→ STATED EXERCISE: Type out every line below exactly as it reads.

--- Begin GIVEN RECORDS ---

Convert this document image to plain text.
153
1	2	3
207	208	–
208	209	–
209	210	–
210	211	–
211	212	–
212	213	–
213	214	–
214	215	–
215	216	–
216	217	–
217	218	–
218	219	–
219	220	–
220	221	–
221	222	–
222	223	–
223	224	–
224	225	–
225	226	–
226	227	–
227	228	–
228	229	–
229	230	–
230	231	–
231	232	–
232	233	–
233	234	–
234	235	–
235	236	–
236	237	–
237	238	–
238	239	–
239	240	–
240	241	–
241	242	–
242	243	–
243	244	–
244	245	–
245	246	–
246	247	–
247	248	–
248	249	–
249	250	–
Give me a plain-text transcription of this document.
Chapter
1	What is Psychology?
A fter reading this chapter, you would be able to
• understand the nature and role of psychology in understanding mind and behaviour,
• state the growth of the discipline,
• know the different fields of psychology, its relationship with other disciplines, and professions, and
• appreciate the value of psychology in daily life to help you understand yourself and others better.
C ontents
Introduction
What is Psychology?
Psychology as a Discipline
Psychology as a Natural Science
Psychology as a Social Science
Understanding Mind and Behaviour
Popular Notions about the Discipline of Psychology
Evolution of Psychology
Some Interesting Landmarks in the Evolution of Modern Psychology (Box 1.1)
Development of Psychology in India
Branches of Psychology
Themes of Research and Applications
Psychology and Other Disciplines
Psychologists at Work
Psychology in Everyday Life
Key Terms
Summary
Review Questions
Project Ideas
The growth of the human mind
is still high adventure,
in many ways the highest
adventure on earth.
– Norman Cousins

--- End GIVEN RECORDS ---

→ ANSWER TO THE PROBLEM:
Convert this document image to plain text.
153
1	2	3
207	208	–
208	209	–
209	210	–
210	211	–
211	212	–
212	213	–
213	214	–
214	215	–
215	216	–
216	217	–
217	218	–
218	219	–
219	220	–
220	221	–
221	222	–
222	223	–
223	224	–
224	225	–
225	226	–
226	227	–
227	228	–
228	229	–
229	230	–
230	231	–
231	232	–
232	233	–
233	234	–
234	235	–
235	236	–
236	237	–
237	238	–
238	239	–
239	240	–
240	241	–
241	242	–
242	243	–
243	244	–
244	245	–
245	246	–
246	247	–
247	248	–
248	249	–
249	250	–
Give me a plain-text transcription of this document.
Chapter
1	What is Psychology?
A fter reading this chapter, you would be able to
• understand the nature and role of psychology in understanding mind and behaviour,
• state the growth of the discipline,
• know the different fields of psychology, its relationship with other disciplines, and professions, and
• appreciate the value of psychology in daily life to help you understand yourself and others better.
C ontents
Introduction
What is Psychology?
Psychology as a Discipline
Psychology as a Natural Science
Psychology as a Social Science
Understanding Mind and Behaviour
Popular Notions about the Discipline of Psychology
Evolution of Psychology
Some Interesting Landmarks in the Evolution of Modern Psychology (Box 1.1)
Development of Psychology in India
Branches of Psychology
Themes of Research and Applications
Psychology and Other Disciplines
Psychologists at Work
Psychology in Everyday Life
Key Terms
Summary
Review Questions
Project Ideas
The growth of the human mind
is still high adventure,
in many ways the highest
adventure on earth.
– Norman Cousins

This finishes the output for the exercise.